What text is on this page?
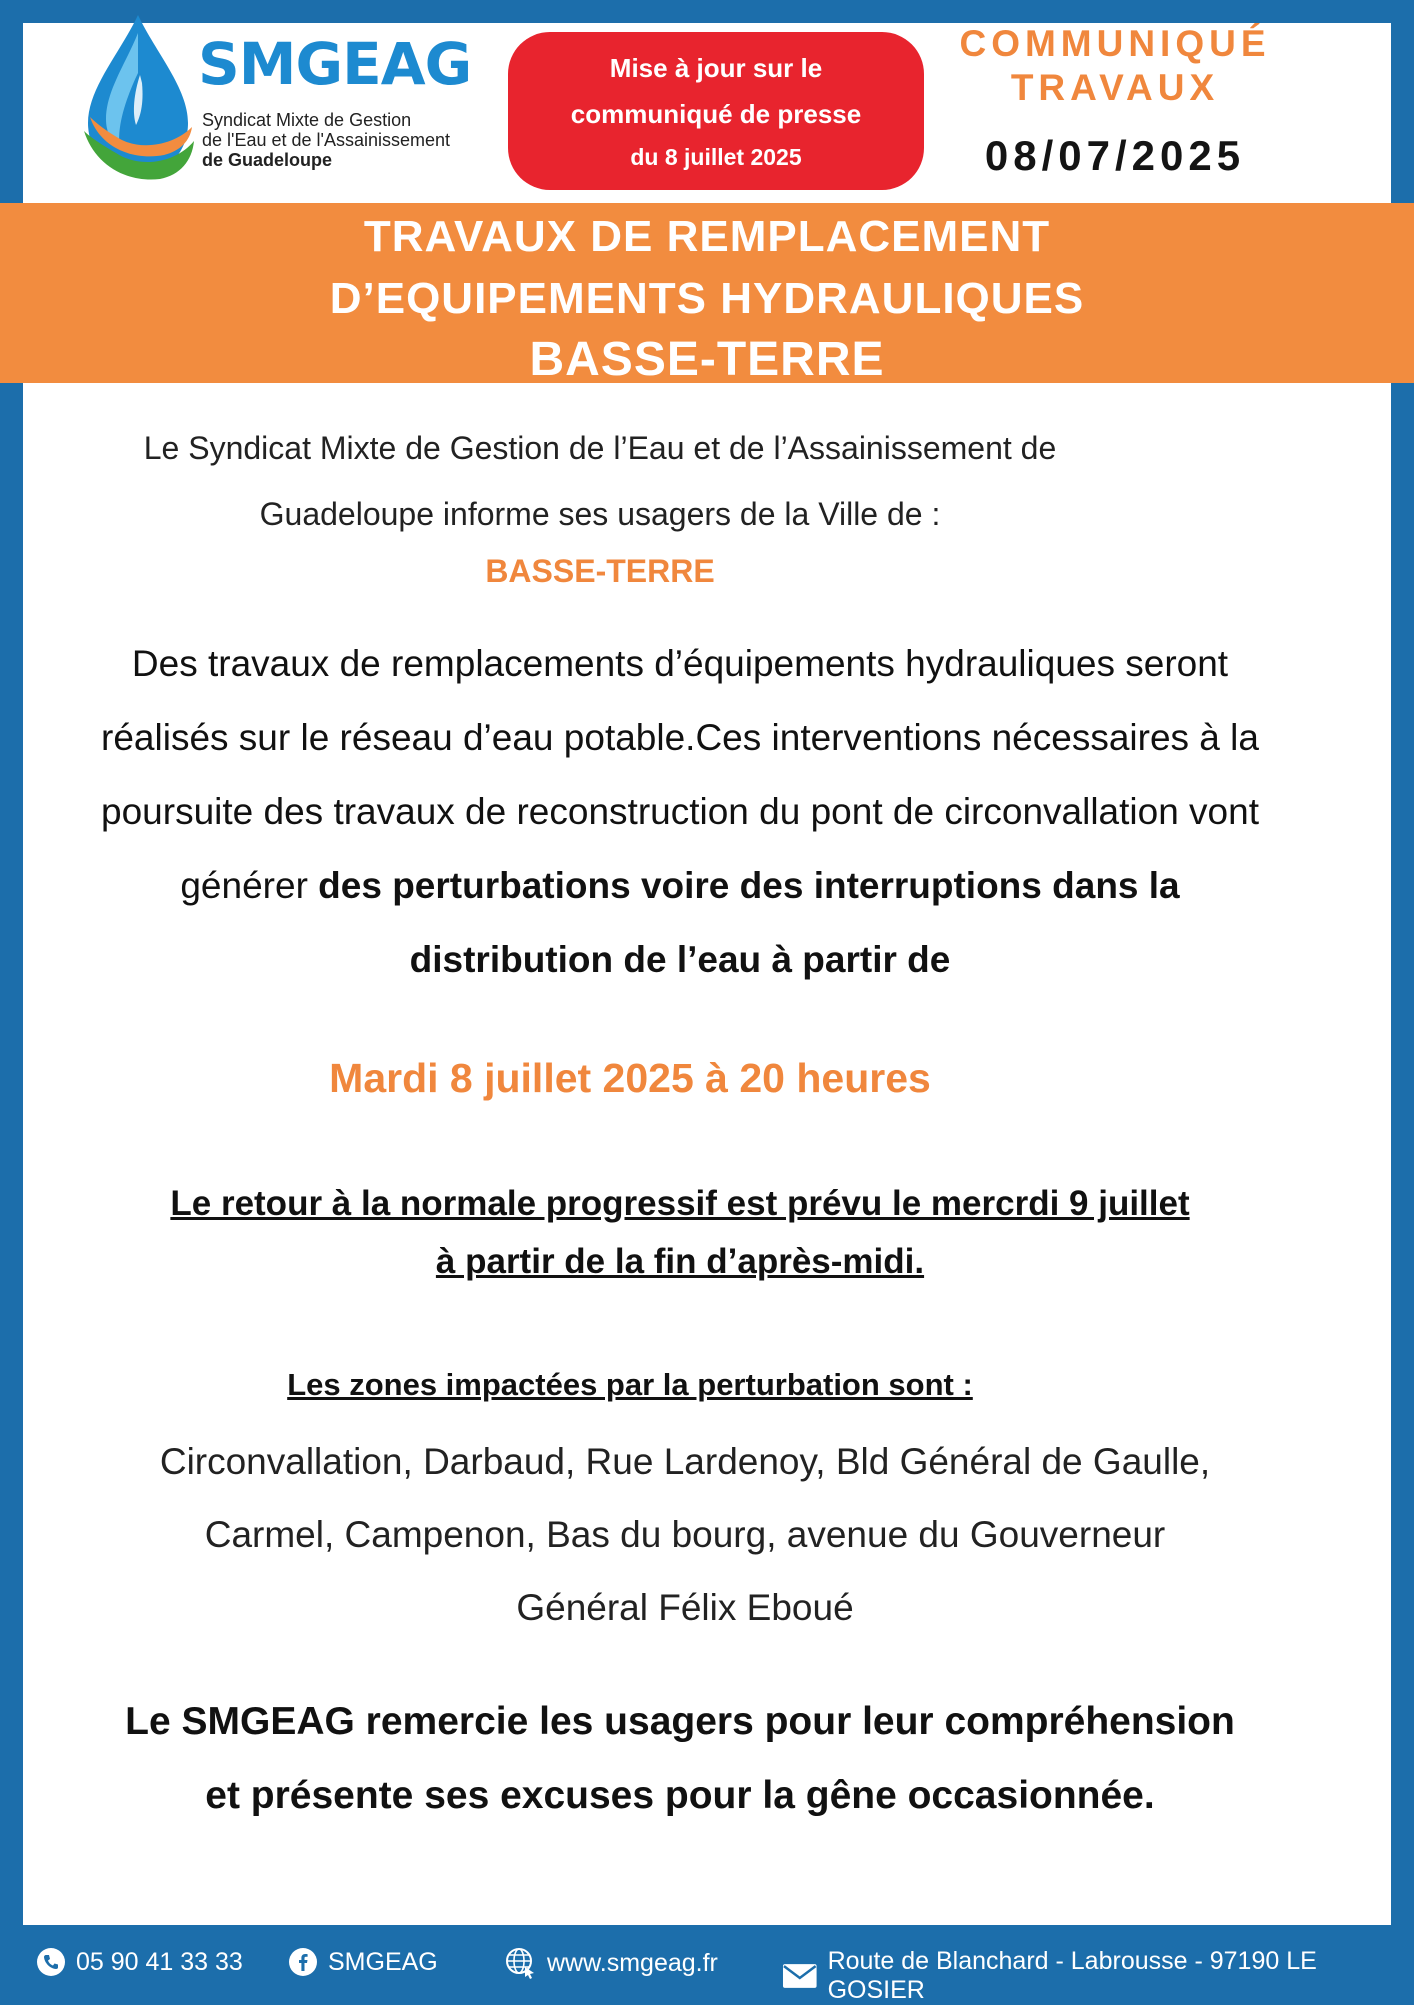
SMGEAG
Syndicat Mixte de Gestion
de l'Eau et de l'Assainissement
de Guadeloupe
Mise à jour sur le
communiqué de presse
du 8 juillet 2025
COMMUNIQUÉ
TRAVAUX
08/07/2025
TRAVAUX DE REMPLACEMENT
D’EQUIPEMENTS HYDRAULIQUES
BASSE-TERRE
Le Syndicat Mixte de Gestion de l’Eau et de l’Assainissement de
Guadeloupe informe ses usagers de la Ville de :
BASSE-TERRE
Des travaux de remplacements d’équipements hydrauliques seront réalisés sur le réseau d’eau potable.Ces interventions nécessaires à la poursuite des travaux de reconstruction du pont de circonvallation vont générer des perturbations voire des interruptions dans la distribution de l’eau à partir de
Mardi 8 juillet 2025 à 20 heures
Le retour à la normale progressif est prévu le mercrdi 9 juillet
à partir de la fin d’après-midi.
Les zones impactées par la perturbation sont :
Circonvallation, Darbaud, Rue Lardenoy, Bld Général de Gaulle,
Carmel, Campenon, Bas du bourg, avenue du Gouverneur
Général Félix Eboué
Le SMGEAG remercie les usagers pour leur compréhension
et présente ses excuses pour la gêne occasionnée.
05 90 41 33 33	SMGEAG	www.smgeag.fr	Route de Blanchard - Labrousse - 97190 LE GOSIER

::::

What you have to do – The records above need to be given again exactly. Omit the pictures.

The reply –
What text is on this page?
SMGEAG
Syndicat Mixte de Gestion
de l'Eau et de l'Assainissement
de Guadeloupe
Mise à jour sur le
communiqué de presse
du 8 juillet 2025
COMMUNIQUÉ
TRAVAUX
08/07/2025
TRAVAUX DE REMPLACEMENT
D’EQUIPEMENTS HYDRAULIQUES
BASSE-TERRE
Le Syndicat Mixte de Gestion de l’Eau et de l’Assainissement de
Guadeloupe informe ses usagers de la Ville de :
BASSE-TERRE
Des travaux de remplacements d’équipements hydrauliques seront réalisés sur le réseau d’eau potable.Ces interventions nécessaires à la poursuite des travaux de reconstruction du pont de circonvallation vont générer des perturbations voire des interruptions dans la distribution de l’eau à partir de
Mardi 8 juillet 2025 à 20 heures
Le retour à la normale progressif est prévu le mercrdi 9 juillet
à partir de la fin d’après-midi.
Les zones impactées par la perturbation sont :
Circonvallation, Darbaud, Rue Lardenoy, Bld Général de Gaulle,
Carmel, Campenon, Bas du bourg, avenue du Gouverneur
Général Félix Eboué
Le SMGEAG remercie les usagers pour leur compréhension
et présente ses excuses pour la gêne occasionnée.
05 90 41 33 33	SMGEAG	www.smgeag.fr	Route de Blanchard - Labrousse - 97190 LE GOSIER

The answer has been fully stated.